==== Working data

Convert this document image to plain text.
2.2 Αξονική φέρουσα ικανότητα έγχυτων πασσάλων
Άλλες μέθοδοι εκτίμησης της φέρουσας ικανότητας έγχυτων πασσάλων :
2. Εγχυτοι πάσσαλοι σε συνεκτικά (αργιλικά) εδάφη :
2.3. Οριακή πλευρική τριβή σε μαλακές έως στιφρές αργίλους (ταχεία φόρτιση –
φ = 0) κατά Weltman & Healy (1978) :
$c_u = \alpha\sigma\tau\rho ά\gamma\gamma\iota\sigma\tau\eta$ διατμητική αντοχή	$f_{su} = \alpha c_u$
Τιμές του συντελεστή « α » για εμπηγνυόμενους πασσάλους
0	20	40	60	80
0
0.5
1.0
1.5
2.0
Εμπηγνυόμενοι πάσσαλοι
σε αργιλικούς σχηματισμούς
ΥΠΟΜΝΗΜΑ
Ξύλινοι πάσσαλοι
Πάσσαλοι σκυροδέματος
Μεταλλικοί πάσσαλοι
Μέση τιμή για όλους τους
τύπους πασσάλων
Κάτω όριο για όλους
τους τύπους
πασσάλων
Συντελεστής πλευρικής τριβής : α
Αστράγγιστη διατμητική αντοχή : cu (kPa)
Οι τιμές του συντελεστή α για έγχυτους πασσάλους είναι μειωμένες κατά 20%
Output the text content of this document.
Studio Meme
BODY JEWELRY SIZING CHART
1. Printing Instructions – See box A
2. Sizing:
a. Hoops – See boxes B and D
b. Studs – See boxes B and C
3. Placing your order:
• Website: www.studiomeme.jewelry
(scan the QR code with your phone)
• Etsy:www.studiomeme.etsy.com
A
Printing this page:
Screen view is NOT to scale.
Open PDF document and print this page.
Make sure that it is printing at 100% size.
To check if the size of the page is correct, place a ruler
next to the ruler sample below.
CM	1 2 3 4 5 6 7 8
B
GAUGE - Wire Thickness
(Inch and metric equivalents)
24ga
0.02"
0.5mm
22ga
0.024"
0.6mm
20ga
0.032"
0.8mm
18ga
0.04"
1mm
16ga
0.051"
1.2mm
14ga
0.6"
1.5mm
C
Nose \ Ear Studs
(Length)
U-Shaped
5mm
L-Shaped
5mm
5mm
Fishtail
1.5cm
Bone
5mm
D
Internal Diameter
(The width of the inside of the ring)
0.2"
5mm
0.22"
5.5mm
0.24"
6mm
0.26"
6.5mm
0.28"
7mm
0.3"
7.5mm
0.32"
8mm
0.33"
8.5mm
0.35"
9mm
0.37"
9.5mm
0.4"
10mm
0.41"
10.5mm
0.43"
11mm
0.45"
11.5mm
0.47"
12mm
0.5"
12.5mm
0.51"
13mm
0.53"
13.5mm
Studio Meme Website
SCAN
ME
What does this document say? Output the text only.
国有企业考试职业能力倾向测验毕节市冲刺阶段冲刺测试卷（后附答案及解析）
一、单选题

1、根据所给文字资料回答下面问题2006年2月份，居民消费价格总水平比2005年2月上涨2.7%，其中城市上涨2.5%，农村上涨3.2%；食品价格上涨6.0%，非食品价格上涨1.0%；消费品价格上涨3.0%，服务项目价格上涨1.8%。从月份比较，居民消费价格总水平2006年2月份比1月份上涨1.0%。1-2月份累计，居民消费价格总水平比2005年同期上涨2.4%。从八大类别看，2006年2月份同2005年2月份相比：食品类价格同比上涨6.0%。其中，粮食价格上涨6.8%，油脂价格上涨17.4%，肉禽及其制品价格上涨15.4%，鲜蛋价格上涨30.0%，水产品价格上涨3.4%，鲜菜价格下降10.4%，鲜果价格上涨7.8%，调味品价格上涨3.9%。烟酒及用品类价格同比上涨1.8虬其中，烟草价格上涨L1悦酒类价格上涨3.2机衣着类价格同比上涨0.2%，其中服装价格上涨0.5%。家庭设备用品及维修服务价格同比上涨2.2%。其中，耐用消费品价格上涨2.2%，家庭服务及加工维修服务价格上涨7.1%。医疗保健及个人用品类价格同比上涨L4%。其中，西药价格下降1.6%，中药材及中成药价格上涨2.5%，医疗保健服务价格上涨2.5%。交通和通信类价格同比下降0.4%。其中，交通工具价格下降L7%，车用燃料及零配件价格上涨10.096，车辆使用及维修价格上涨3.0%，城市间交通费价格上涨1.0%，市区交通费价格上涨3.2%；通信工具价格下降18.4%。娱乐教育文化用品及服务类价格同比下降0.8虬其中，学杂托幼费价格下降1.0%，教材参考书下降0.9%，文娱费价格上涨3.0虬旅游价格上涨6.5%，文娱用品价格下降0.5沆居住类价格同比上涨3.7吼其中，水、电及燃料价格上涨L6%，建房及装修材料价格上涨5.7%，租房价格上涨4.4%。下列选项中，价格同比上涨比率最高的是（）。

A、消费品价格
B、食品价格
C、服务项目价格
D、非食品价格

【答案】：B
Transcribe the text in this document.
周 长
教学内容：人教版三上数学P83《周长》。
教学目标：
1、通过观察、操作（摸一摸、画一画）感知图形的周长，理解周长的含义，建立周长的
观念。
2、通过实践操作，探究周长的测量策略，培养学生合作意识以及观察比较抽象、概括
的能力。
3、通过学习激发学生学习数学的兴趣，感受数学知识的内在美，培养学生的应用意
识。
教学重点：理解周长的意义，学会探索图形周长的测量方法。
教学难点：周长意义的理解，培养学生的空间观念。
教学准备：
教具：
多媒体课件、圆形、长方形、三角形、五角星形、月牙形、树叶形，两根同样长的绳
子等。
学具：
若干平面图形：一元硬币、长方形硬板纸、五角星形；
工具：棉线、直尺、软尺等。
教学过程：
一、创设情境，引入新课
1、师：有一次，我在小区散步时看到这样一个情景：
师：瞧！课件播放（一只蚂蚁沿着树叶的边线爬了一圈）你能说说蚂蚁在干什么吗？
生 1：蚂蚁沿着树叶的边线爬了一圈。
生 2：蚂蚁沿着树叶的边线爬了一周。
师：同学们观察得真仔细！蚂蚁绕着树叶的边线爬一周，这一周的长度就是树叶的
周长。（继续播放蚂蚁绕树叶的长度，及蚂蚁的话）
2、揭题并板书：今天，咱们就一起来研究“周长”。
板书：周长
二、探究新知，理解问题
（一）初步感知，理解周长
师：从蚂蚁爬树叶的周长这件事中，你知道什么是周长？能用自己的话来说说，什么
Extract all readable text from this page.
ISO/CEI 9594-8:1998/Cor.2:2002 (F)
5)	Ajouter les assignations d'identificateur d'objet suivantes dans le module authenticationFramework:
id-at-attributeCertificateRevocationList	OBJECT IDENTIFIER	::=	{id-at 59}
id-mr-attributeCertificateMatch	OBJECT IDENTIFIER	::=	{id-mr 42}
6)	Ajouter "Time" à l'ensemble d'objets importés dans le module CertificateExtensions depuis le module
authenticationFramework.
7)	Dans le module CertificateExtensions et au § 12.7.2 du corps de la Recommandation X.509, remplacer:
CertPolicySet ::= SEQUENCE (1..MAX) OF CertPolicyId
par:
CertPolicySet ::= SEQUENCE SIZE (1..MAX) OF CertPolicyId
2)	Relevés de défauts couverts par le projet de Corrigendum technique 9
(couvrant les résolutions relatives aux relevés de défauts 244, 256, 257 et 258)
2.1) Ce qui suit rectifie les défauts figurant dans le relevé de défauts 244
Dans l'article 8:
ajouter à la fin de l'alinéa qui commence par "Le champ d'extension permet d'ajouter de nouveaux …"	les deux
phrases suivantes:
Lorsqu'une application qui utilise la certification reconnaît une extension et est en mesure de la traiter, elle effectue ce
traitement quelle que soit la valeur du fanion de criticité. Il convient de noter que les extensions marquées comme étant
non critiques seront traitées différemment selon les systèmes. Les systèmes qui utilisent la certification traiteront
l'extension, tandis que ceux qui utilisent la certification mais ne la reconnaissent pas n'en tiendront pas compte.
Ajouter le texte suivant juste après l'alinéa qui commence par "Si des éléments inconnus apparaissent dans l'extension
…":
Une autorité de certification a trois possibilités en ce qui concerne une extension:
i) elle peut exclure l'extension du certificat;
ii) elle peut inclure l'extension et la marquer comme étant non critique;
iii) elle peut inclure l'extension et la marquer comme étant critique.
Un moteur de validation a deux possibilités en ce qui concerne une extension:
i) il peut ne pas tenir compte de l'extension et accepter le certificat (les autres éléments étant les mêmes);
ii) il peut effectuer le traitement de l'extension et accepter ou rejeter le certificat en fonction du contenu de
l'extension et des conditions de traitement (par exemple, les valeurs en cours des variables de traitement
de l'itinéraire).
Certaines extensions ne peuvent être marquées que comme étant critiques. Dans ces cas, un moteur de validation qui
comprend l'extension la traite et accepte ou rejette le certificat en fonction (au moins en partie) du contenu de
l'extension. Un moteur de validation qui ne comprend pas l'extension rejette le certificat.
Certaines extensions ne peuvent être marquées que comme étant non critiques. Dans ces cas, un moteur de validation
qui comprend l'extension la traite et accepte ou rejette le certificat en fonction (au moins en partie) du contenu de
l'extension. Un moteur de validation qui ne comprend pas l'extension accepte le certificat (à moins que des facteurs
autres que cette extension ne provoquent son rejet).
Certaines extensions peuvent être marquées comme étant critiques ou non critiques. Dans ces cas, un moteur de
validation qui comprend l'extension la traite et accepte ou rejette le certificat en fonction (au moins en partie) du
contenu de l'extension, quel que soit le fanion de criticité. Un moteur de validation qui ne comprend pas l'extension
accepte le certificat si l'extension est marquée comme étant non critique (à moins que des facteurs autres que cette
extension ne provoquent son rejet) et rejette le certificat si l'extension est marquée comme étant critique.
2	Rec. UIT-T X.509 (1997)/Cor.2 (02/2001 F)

========

## Given exercise
Keep only those lines of the records that hold "partie", and return them.

## Complete answer
comprend l'extension la traite et accepte ou rejette le certificat en fonction (au moins en partie) du contenu de
qui comprend l'extension la traite et accepte ou rejette le certificat en fonction (au moins en partie) du contenu de
validation qui comprend l'extension la traite et accepte ou rejette le certificat en fonction (au moins en partie) du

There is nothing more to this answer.